STATED EXERCISE
Copy each line below that includes "tolerance".

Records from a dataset
/---

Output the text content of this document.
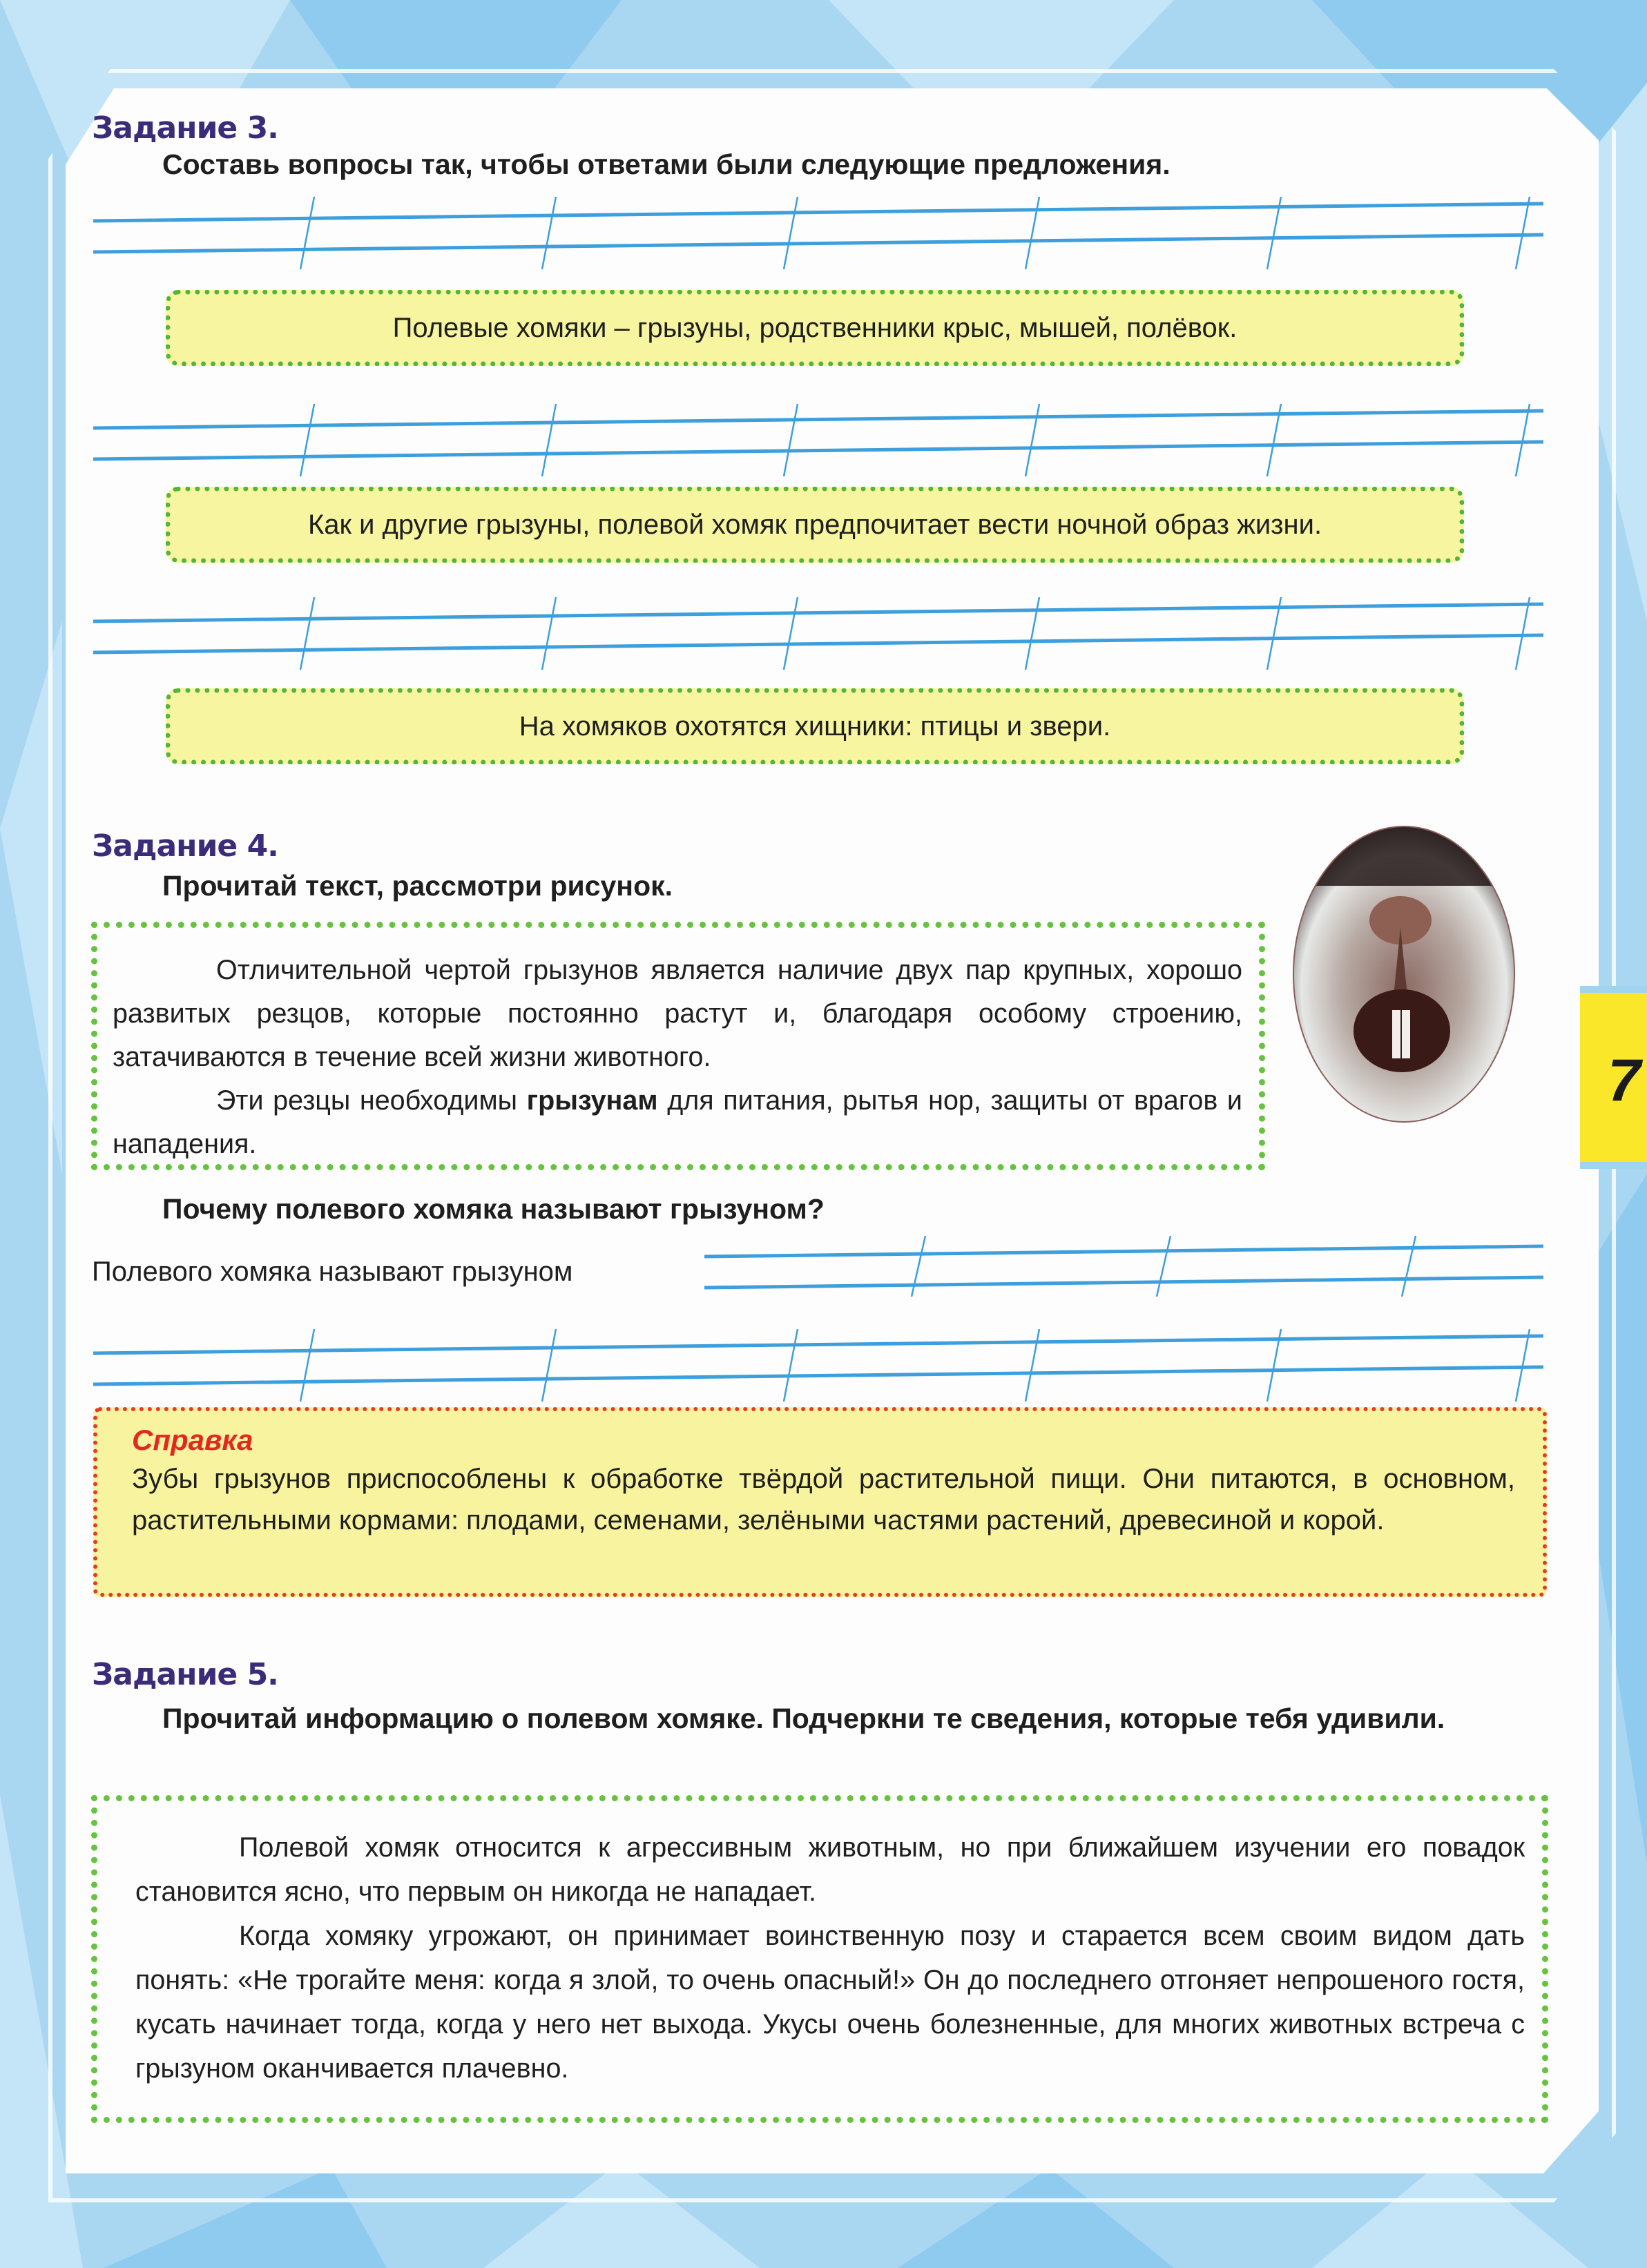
Задание 3.
Составь вопросы так, чтобы ответами были следующие предложения.
Полевые хомяки – грызуны, родственники крыс, мышей, полёвок.
Как и другие грызуны, полевой хомяк предпочитает вести ночной образ жизни.
На хомяков охотятся хищники: птицы и звери.
Задание 4.
Прочитай текст, рассмотри рисунок.

Отличительной чертой грызунов является наличие двух пар крупных, хорошо развитых резцов, которые постоянно растут и, благодаря особому строению, затачиваются в течение всей жизни животного.

Эти резцы необходимы грызунам для питания, рытья нор, защиты от врагов и нападения.

Почему полевого хомяка называют грызуном?
Полевого хомяка называют грызуном
Справка
Зубы грызунов приспособлены к обработке твёрдой растительной пищи. Они питаются, в основном, растительными кормами: плодами, семенами, зелёными частями растений, древесиной и корой.
Задание 5.
Прочитай информацию о полевом хомяке. Подчеркни те сведения, которые тебя удивили.

Полевой хомяк относится к агрессивным животным, но при ближайшем изучении его повадок становится ясно, что первым он никогда не нападает.

Когда хомяку угрожают, он принимает воинственную позу и старается всем своим видом дать понять: «Не трогайте меня: когда я злой, то очень опасный!» Он до последнего отгоняет непрошеного гостя, кусать начинает тогда, когда у него нет выхода. Укусы очень болезненные, для многих животных встреча с грызуном оканчивается плачевно.

7
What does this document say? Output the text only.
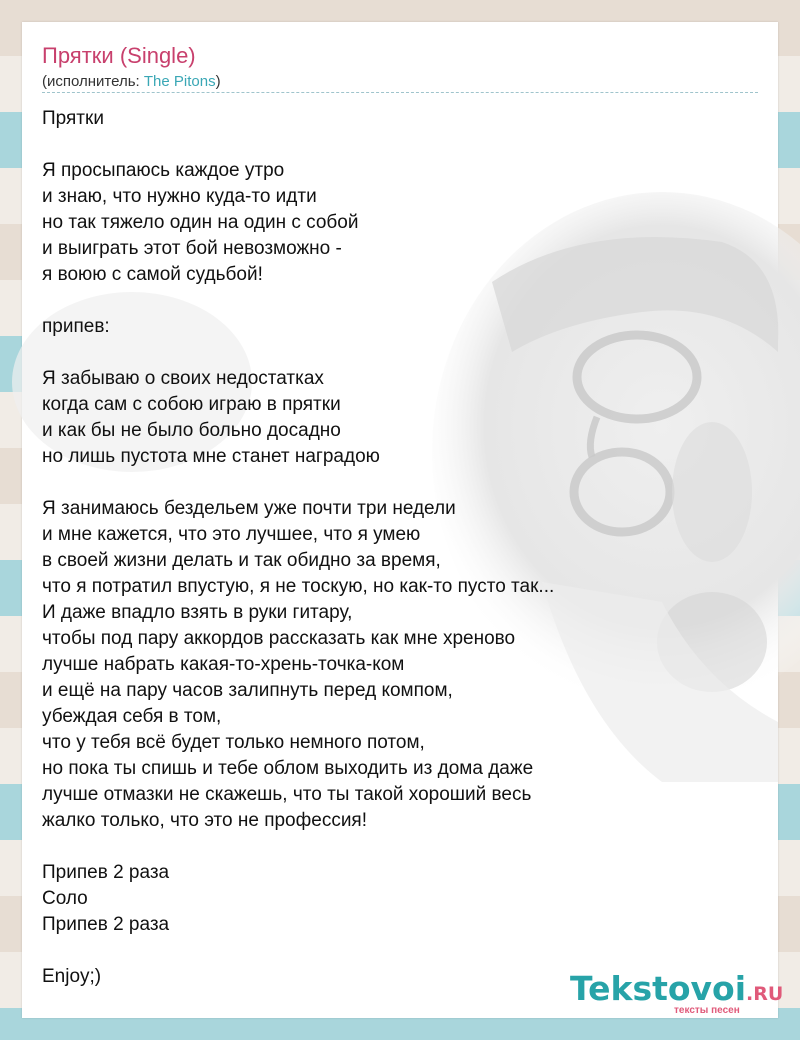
Прятки (Single)
(исполнитель: The Pitons)
Прятки
Я просыпаюсь каждое утро
и знаю, что нужно куда-то идти
но так тяжело один на один с собой
и выиграть этот бой невозможно -
я воюю с самой судьбой!
припев:
Я забываю о своих недостатках
когда сам с собою играю в прятки
и как бы не было больно досадно
но лишь пустота мне станет наградою
Я занимаюсь бездельем уже почти три недели
и мне кажется, что это лучшее, что я умею
в своей жизни делать и так обидно за время,
что я потратил впустую, я не тоскую, но как-то пусто так...
И даже впадло взять в руки гитару,
чтобы под пару аккордов рассказать как мне хреново
лучше набрать какая-то-хрень-точка-ком
и ещё на пару часов залипнуть перед компом,
убеждая себя в том,
что у тебя всё будет только немного потом,
но пока ты спишь и тебе облом выходить из дома даже
лучше отмазки не скажешь, что ты такой хороший весь
жалко только, что это не профессия!
Припев 2 раза
Соло
Припев 2 раза
Enjoy;)	Tekstovoi.RU
тексты песен
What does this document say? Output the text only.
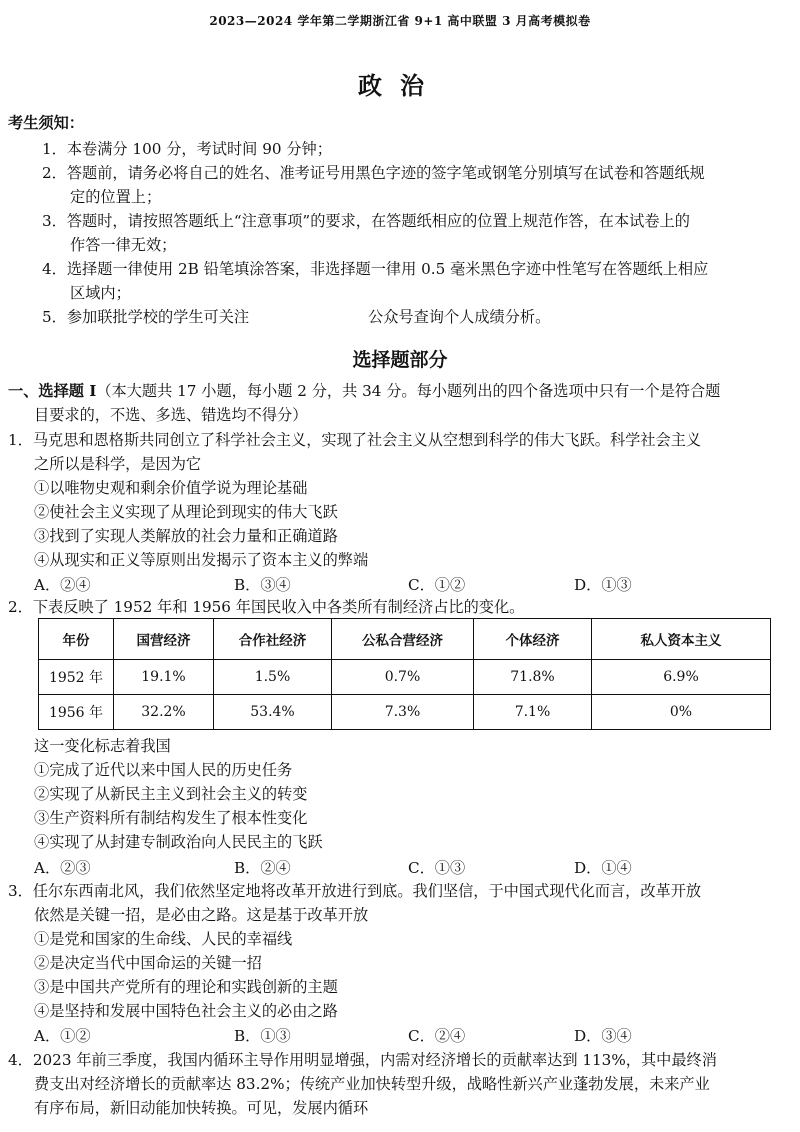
2023—2024 学年第二学期浙江省 9+1 高中联盟 3 月高考模拟卷
政治
考生须知：
1．本卷满分 100 分，考试时间 90 分钟；
2．答题前，请务必将自己的姓名、准考证号用黑色字迹的签字笔或钢笔分别填写在试卷和答题纸规
定的位置上；
3．答题时，请按照答题纸上“注意事项”的要求，在答题纸相应的位置上规范作答，在本试卷上的
作答一律无效；
4．选择题一律使用 2B 铅笔填涂答案，非选择题一律用 0.5 毫米黑色字迹中性笔写在答题纸上相应
区域内；
5．参加联批学校的学生可关注	公众号查询个人成绩分析。
选择题部分
一、选择题 I（本大题共 17 小题，每小题 2 分，共 34 分。每小题列出的四个备选项中只有一个是符合题
目要求的，不选、多选、错选均不得分）
1．马克思和恩格斯共同创立了科学社会主义，实现了社会主义从空想到科学的伟大飞跃。科学社会主义
之所以是科学，是因为它
①以唯物史观和剩余价值学说为理论基础
②使社会主义实现了从理论到现实的伟大飞跃
③找到了实现人类解放的社会力量和正确道路
④从现实和正义等原则出发揭示了资本主义的弊端
A．②④	B．③④	C．①②	D．①③
2．下表反映了 1952 年和 1956 年国民收入中各类所有制经济占比的变化。
年份	国营经济	合作社经济	公私合营经济	个体经济	私人资本主义
1952 年	19.1%	1.5%	0.7%	71.8%	6.9%
1956 年	32.2%	53.4%	7.3%	7.1%	0%
这一变化标志着我国
①完成了近代以来中国人民的历史任务
②实现了从新民主主义到社会主义的转变
③生产资料所有制结构发生了根本性变化
④实现了从封建专制政治向人民民主的飞跃
A．②③	B．②④	C．①③	D．①④
3．任尔东西南北风，我们依然坚定地将改革开放进行到底。我们坚信，于中国式现代化而言，改革开放
依然是关键一招，是必由之路。这是基于改革开放
①是党和国家的生命线、人民的幸福线
②是决定当代中国命运的关键一招
③是中国共产党所有的理论和实践创新的主题
④是坚持和发展中国特色社会主义的必由之路
A．①②	B．①③	C．②④	D．③④
4．2023 年前三季度，我国内循环主导作用明显增强，内需对经济增长的贡献率达到 113%，其中最终消
费支出对经济增长的贡献率达 83.2%；传统产业加快转型升级，战略性新兴产业蓬勃发展，未来产业
有序布局，新旧动能加快转换。可见，发展内循环
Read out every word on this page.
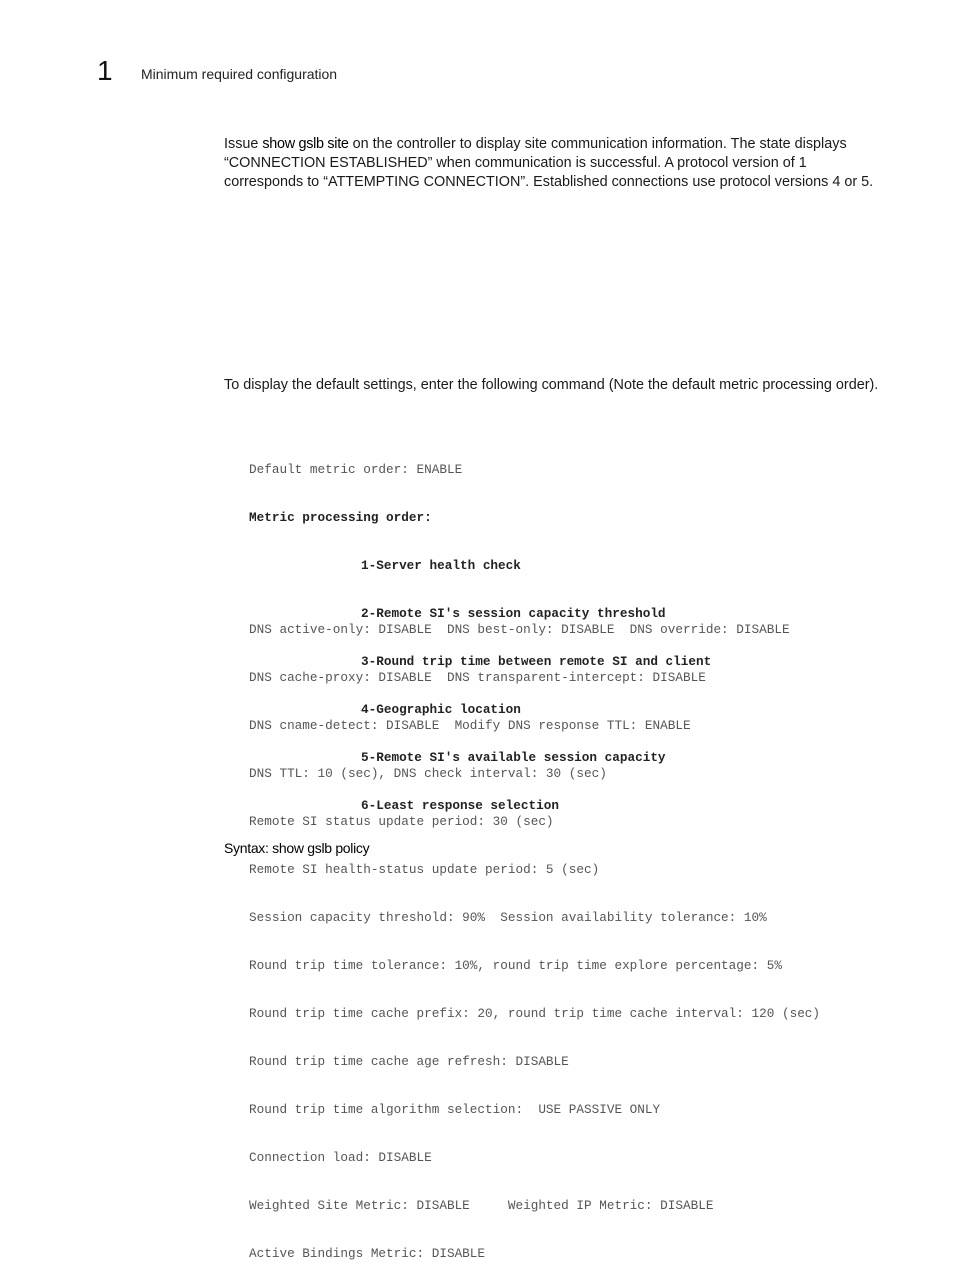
1 Minimum required configuration
Issue show gslb site on the controller to display site communication information. The state displays “CONNECTION ESTABLISHED” when communication is successful. A protocol version of 1 corresponds to “ATTEMPTING CONNECTION”. Established connections use protocol versions 4 or 5.
To display the default settings, enter the following command (Note the default metric processing order).

Default metric order: ENABLE

Metric processing order:

1-Server health check

2-Remote SI's session capacity threshold

3-Round trip time between remote SI and client

4-Geographic location

5-Remote SI's available session capacity

6-Least response selection

DNS active-only: DISABLE  DNS best-only: DISABLE  DNS override: DISABLE

DNS cache-proxy: DISABLE  DNS transparent-intercept: DISABLE

DNS cname-detect: DISABLE  Modify DNS response TTL: ENABLE

DNS TTL: 10 (sec), DNS check interval: 30 (sec)

Remote SI status update period: 30 (sec)

Remote SI health-status update period: 5 (sec)

Session capacity threshold: 90%  Session availability tolerance: 10%

Round trip time tolerance: 10%, round trip time explore percentage: 5%

Round trip time cache prefix: 20, round trip time cache interval: 120 (sec)

Round trip time cache age refresh: DISABLE

Round trip time algorithm selection:  USE PASSIVE ONLY

Connection load: DISABLE

Weighted Site Metric: DISABLE     Weighted IP Metric: DISABLE

Active Bindings Metric: DISABLE

Syntax: show gslb policy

\---

TASK ANSWER
Session capacity threshold: 90%  Session availability tolerance: 10%
Round trip time tolerance: 10%, round trip time explore percentage: 5%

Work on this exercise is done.